Figure record listings:

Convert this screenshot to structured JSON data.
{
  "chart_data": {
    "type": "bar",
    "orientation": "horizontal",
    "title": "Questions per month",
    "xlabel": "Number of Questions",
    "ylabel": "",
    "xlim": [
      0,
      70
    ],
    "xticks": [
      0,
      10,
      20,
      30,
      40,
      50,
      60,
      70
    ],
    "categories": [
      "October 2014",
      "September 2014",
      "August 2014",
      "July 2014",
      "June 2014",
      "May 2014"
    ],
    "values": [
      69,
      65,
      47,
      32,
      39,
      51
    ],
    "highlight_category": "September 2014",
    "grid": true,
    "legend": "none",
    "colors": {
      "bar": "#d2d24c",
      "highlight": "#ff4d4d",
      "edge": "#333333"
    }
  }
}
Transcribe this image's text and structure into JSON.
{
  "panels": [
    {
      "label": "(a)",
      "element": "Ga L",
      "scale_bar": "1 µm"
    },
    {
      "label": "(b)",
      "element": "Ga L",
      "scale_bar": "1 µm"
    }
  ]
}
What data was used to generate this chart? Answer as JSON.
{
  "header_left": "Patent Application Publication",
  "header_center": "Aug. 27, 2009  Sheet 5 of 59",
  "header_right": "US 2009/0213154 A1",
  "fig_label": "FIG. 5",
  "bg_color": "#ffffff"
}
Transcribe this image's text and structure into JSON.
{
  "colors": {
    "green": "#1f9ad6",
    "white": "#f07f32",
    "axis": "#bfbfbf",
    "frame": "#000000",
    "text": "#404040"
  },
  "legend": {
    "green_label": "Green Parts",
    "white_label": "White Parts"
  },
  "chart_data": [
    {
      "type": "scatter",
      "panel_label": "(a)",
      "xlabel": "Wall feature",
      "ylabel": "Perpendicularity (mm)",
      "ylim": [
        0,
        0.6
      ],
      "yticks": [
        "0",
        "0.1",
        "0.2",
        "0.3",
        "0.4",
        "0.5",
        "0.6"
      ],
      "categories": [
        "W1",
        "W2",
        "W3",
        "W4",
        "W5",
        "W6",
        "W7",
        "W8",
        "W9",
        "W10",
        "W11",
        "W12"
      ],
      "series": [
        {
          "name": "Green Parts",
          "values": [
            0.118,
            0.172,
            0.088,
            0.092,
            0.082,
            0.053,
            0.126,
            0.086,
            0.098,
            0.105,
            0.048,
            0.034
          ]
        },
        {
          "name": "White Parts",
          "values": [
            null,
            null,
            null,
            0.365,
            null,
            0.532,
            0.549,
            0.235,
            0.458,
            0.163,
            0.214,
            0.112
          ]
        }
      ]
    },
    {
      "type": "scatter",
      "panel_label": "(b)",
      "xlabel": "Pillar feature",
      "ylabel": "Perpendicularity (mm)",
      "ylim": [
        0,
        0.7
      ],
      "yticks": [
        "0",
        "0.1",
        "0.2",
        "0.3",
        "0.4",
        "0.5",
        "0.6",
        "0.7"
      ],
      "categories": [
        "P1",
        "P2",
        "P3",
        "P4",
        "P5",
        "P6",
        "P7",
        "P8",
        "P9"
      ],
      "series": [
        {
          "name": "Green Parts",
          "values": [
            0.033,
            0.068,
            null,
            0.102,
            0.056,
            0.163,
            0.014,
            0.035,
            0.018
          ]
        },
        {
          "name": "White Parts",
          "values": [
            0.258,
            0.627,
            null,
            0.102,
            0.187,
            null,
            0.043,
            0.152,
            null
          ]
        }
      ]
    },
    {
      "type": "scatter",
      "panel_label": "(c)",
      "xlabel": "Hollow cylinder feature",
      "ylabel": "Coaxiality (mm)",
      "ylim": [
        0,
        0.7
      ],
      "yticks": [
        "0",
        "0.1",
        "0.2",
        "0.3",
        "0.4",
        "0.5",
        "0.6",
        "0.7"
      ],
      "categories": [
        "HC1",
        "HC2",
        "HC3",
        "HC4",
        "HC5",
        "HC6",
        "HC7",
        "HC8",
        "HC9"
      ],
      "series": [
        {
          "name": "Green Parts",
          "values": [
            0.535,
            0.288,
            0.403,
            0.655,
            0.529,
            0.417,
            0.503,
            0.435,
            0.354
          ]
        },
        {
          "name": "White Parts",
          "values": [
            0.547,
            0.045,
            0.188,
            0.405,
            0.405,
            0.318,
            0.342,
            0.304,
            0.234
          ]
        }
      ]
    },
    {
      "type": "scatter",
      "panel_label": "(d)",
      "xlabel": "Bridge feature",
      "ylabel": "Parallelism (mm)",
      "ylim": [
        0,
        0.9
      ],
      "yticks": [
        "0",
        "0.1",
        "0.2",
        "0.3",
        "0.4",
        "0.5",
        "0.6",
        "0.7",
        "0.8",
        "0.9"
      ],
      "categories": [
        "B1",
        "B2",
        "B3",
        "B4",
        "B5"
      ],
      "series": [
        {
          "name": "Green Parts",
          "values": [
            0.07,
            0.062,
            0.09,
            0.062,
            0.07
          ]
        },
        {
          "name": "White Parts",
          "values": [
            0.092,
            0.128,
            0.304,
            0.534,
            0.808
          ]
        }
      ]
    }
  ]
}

◆ **AIM OF THE TASK**
Search the data for "this" and list every line in which it occurs.

◆ **PROBLEM SOLUTION**
Convert this screenshot to structured JSON data.
Transcribe this image's text and structure into JSON.
What data was used to generate this chart? Answer as JSON.
Transcribe this image's text and structure into JSON.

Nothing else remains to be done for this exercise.